EXERCISE AIM: Every line that contains the word "title" should be copied out.

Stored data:

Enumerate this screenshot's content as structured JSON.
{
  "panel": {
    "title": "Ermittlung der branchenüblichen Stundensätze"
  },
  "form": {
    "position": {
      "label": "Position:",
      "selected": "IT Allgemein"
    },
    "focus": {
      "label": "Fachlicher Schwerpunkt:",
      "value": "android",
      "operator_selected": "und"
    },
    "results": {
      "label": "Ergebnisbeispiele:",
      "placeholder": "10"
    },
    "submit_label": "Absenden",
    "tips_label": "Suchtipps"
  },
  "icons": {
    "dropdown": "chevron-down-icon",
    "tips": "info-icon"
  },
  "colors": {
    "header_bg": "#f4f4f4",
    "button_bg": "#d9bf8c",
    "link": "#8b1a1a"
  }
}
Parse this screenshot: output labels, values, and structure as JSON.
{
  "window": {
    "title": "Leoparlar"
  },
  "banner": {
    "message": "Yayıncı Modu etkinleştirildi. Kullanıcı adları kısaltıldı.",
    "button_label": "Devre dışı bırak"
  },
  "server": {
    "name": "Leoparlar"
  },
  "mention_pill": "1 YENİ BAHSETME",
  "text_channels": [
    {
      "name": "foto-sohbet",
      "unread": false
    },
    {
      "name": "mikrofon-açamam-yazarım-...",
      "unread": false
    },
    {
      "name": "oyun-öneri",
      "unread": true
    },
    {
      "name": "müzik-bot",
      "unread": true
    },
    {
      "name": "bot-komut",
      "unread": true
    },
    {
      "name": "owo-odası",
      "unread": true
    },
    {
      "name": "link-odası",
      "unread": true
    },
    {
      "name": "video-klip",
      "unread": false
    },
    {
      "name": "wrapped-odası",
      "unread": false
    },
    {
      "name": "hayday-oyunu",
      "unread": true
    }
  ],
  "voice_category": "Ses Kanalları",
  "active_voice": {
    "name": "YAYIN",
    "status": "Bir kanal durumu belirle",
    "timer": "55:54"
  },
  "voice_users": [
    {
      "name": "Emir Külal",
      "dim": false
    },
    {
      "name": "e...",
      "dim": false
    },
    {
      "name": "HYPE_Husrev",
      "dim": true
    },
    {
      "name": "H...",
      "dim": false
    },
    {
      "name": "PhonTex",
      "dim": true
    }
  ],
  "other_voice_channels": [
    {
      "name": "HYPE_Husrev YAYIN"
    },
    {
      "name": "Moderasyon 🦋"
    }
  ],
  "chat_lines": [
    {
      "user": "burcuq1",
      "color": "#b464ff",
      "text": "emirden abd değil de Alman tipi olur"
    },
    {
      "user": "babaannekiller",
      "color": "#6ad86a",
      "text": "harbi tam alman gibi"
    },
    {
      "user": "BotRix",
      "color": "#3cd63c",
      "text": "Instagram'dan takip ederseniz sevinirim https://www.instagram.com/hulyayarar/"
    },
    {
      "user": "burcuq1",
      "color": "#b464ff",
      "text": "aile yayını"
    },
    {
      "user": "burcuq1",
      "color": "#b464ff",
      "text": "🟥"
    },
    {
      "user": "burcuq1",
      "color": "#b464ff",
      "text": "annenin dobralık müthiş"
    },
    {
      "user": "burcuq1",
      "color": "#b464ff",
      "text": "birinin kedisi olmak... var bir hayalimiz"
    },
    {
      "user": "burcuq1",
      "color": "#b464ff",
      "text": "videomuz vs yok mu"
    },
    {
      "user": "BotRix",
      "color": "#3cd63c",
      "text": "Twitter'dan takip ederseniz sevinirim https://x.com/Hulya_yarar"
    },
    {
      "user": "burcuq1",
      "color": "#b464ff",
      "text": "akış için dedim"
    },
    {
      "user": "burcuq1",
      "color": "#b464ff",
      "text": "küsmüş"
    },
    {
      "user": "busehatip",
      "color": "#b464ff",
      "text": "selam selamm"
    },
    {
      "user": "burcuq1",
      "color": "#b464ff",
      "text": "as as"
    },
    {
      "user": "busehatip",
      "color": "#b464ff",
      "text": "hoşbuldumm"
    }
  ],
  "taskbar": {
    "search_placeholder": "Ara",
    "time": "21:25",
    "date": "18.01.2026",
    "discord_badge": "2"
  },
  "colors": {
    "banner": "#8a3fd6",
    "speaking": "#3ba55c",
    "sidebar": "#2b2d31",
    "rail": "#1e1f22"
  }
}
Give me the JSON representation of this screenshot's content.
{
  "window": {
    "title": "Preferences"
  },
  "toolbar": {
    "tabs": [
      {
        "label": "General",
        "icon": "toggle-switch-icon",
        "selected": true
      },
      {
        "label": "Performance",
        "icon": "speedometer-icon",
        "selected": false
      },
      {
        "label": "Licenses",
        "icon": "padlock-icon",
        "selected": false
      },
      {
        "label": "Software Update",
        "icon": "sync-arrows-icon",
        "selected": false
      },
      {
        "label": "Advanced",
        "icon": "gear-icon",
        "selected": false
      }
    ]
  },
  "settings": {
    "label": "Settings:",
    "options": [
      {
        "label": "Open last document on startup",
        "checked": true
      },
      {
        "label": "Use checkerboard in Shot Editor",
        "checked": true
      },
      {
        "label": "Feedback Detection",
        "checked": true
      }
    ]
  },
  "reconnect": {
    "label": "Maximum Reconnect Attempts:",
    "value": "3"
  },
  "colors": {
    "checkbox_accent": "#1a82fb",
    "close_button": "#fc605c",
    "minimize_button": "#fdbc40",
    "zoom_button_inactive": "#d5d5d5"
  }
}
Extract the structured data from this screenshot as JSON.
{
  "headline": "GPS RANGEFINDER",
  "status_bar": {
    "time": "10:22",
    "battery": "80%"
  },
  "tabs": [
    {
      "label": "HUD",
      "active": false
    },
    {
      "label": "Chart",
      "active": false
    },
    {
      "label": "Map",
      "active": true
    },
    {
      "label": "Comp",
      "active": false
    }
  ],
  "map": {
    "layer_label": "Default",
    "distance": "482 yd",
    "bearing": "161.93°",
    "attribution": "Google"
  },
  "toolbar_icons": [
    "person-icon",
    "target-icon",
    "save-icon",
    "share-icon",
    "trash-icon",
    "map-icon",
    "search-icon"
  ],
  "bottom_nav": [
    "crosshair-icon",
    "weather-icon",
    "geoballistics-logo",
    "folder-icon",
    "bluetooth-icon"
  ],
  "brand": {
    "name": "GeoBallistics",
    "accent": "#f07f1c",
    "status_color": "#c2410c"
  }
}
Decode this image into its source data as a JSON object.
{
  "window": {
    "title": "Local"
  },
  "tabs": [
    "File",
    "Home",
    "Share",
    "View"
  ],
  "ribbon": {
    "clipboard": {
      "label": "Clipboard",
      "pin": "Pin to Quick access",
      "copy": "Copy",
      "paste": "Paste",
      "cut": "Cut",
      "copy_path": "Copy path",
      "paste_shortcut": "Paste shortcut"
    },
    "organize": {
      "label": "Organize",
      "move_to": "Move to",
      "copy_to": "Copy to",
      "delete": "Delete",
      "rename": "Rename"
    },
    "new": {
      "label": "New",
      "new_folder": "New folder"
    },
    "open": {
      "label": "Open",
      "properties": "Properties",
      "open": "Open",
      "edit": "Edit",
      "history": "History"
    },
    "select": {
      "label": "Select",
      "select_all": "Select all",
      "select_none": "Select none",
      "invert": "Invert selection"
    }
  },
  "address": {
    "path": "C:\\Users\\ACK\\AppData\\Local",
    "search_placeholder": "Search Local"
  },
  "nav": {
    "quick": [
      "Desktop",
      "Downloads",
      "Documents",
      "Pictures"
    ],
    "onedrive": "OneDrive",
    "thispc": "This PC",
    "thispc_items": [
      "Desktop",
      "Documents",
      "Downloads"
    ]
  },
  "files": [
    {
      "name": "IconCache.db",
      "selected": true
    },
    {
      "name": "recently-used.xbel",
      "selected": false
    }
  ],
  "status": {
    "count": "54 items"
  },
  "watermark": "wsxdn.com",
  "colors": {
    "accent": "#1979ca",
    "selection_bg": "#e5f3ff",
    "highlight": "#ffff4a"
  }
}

ANSWER TO THE EXERCISE:
    "title": "Ermittlung der branchenüblichen Stundensätze"
    "title": "Leoparlar"
    "title": "Preferences"
    "title": "Local"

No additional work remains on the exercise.